--- start of ENTRIES SHOWN ---
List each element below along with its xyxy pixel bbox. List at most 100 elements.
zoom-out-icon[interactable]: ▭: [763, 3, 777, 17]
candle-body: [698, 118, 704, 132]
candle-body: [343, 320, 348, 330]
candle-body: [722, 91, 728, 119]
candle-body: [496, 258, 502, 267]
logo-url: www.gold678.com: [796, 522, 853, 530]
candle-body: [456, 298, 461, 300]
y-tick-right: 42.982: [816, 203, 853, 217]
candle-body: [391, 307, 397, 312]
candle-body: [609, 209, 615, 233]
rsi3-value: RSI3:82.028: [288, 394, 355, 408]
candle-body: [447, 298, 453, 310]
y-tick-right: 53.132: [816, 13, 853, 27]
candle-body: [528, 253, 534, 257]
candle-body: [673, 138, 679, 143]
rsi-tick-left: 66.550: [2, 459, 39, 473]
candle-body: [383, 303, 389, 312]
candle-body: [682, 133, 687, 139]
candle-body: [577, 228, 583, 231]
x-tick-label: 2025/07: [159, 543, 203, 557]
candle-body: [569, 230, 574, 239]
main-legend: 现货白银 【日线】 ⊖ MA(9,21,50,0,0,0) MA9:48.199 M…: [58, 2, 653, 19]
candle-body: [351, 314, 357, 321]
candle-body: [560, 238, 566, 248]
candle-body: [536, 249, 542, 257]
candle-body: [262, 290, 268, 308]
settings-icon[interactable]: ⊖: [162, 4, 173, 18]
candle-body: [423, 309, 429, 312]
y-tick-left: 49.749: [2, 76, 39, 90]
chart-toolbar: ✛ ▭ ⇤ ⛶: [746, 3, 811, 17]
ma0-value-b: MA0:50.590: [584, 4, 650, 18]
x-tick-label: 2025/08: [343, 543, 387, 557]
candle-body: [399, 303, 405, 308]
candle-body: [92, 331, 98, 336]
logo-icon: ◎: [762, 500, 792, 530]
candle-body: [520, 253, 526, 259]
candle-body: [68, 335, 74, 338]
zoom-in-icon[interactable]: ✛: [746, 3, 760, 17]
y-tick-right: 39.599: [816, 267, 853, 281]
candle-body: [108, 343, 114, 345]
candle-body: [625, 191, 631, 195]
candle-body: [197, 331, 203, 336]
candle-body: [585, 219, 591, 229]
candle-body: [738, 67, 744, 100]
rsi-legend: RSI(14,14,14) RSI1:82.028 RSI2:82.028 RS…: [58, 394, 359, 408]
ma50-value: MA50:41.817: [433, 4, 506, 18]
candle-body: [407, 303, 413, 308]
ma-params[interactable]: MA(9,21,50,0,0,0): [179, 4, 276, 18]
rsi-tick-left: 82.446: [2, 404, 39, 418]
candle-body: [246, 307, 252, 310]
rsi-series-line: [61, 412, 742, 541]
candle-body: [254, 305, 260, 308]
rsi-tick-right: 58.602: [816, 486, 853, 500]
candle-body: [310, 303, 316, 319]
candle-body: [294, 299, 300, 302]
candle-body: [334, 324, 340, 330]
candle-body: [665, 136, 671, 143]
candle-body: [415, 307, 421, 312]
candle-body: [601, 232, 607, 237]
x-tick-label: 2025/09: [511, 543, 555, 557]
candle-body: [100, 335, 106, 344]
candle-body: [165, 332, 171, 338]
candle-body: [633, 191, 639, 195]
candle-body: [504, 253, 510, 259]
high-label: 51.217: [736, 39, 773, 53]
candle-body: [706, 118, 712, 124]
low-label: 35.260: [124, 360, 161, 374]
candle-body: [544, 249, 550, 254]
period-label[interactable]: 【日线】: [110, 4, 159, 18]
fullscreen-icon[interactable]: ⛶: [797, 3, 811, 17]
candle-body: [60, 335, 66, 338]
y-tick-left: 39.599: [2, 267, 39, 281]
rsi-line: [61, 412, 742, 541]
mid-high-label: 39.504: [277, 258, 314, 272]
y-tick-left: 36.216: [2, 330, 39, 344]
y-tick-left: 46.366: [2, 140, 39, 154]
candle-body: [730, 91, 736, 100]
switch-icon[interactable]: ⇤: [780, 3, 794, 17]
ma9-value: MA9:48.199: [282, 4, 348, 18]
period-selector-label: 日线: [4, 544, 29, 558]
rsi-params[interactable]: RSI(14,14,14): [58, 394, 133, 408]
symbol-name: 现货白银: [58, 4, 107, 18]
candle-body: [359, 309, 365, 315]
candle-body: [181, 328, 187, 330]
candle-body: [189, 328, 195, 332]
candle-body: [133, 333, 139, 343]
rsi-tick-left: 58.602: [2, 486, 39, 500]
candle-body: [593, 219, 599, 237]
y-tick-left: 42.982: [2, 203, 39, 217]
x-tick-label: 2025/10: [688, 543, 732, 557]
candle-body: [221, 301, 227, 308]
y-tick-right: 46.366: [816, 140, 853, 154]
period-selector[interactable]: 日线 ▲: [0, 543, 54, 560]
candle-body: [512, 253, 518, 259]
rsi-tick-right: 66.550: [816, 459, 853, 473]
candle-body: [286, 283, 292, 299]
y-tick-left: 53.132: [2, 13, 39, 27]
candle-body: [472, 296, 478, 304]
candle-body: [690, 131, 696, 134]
--- end of ENTRIES SHOWN ---
SET PROBLEM ▸ Print every line of the material above again without changing a single character.

FINAL RESULT ▸
List each element below along with its xyxy pixel bbox. List at most 100 elements.
zoom-out-icon[interactable]: ▭: [763, 3, 777, 17]
candle-body: [698, 118, 704, 132]
candle-body: [343, 320, 348, 330]
candle-body: [722, 91, 728, 119]
candle-body: [496, 258, 502, 267]
logo-url: www.gold678.com: [796, 522, 853, 530]
candle-body: [456, 298, 461, 300]
y-tick-right: 42.982: [816, 203, 853, 217]
candle-body: [391, 307, 397, 312]
candle-body: [609, 209, 615, 233]
rsi3-value: RSI3:82.028: [288, 394, 355, 408]
candle-body: [447, 298, 453, 310]
y-tick-right: 53.132: [816, 13, 853, 27]
candle-body: [528, 253, 534, 257]
candle-body: [673, 138, 679, 143]
rsi-tick-left: 66.550: [2, 459, 39, 473]
candle-body: [383, 303, 389, 312]
candle-body: [682, 133, 687, 139]
candle-body: [577, 228, 583, 231]
x-tick-label: 2025/07: [159, 543, 203, 557]
candle-body: [569, 230, 574, 239]
main-legend: 现货白银 【日线】 ⊖ MA(9,21,50,0,0,0) MA9:48.199 M…: [58, 2, 653, 19]
candle-body: [351, 314, 357, 321]
candle-body: [560, 238, 566, 248]
candle-body: [536, 249, 542, 257]
candle-body: [262, 290, 268, 308]
settings-icon[interactable]: ⊖: [162, 4, 173, 18]
candle-body: [423, 309, 429, 312]
y-tick-left: 49.749: [2, 76, 39, 90]
chart-toolbar: ✛ ▭ ⇤ ⛶: [746, 3, 811, 17]
ma0-value-b: MA0:50.590: [584, 4, 650, 18]
x-tick-label: 2025/08: [343, 543, 387, 557]
candle-body: [399, 303, 405, 308]
candle-body: [92, 331, 98, 336]
logo-icon: ◎: [762, 500, 792, 530]
candle-body: [520, 253, 526, 259]
candle-body: [68, 335, 74, 338]
zoom-in-icon[interactable]: ✛: [746, 3, 760, 17]
y-tick-right: 39.599: [816, 267, 853, 281]
candle-body: [108, 343, 114, 345]
candle-body: [625, 191, 631, 195]
candle-body: [197, 331, 203, 336]
candle-body: [585, 219, 591, 229]
candle-body: [738, 67, 744, 100]
rsi-legend: RSI(14,14,14) RSI1:82.028 RSI2:82.028 RS…: [58, 394, 359, 408]
ma50-value: MA50:41.817: [433, 4, 506, 18]
candle-body: [407, 303, 413, 308]
ma-params[interactable]: MA(9,21,50,0,0,0): [179, 4, 276, 18]
rsi-tick-left: 82.446: [2, 404, 39, 418]
candle-body: [246, 307, 252, 310]
rsi-series-line: [61, 412, 742, 541]
candle-body: [254, 305, 260, 308]
rsi-tick-right: 58.602: [816, 486, 853, 500]
candle-body: [310, 303, 316, 319]
candle-body: [294, 299, 300, 302]
candle-body: [334, 324, 340, 330]
candle-body: [665, 136, 671, 143]
candle-body: [415, 307, 421, 312]
candle-body: [601, 232, 607, 237]
x-tick-label: 2025/09: [511, 543, 555, 557]
candle-body: [100, 335, 106, 344]
candle-body: [165, 332, 171, 338]
candle-body: [633, 191, 639, 195]
candle-body: [504, 253, 510, 259]
high-label: 51.217: [736, 39, 773, 53]
candle-body: [706, 118, 712, 124]
low-label: 35.260: [124, 360, 161, 374]
candle-body: [544, 249, 550, 254]
period-label[interactable]: 【日线】: [110, 4, 159, 18]
fullscreen-icon[interactable]: ⛶: [797, 3, 811, 17]
candle-body: [60, 335, 66, 338]
y-tick-left: 39.599: [2, 267, 39, 281]
rsi-line: [61, 412, 742, 541]
mid-high-label: 39.504: [277, 258, 314, 272]
y-tick-left: 36.216: [2, 330, 39, 344]
y-tick-left: 46.366: [2, 140, 39, 154]
candle-body: [730, 91, 736, 100]
switch-icon[interactable]: ⇤: [780, 3, 794, 17]
ma9-value: MA9:48.199: [282, 4, 348, 18]
period-selector-label: 日线: [4, 544, 29, 558]
rsi-params[interactable]: RSI(14,14,14): [58, 394, 133, 408]
symbol-name: 现货白银: [58, 4, 107, 18]
candle-body: [359, 309, 365, 315]
candle-body: [181, 328, 187, 330]
candle-body: [189, 328, 195, 332]
candle-body: [133, 333, 139, 343]
rsi-tick-left: 58.602: [2, 486, 39, 500]
candle-body: [593, 219, 599, 237]
y-tick-left: 42.982: [2, 203, 39, 217]
x-tick-label: 2025/10: [688, 543, 732, 557]
candle-body: [221, 301, 227, 308]
y-tick-right: 46.366: [816, 140, 853, 154]
period-selector[interactable]: 日线 ▲: [0, 543, 54, 560]
candle-body: [512, 253, 518, 259]
rsi-tick-right: 66.550: [816, 459, 853, 473]
candle-body: [286, 283, 292, 299]
y-tick-left: 53.132: [2, 13, 39, 27]
candle-body: [472, 296, 478, 304]
candle-body: [690, 131, 696, 134]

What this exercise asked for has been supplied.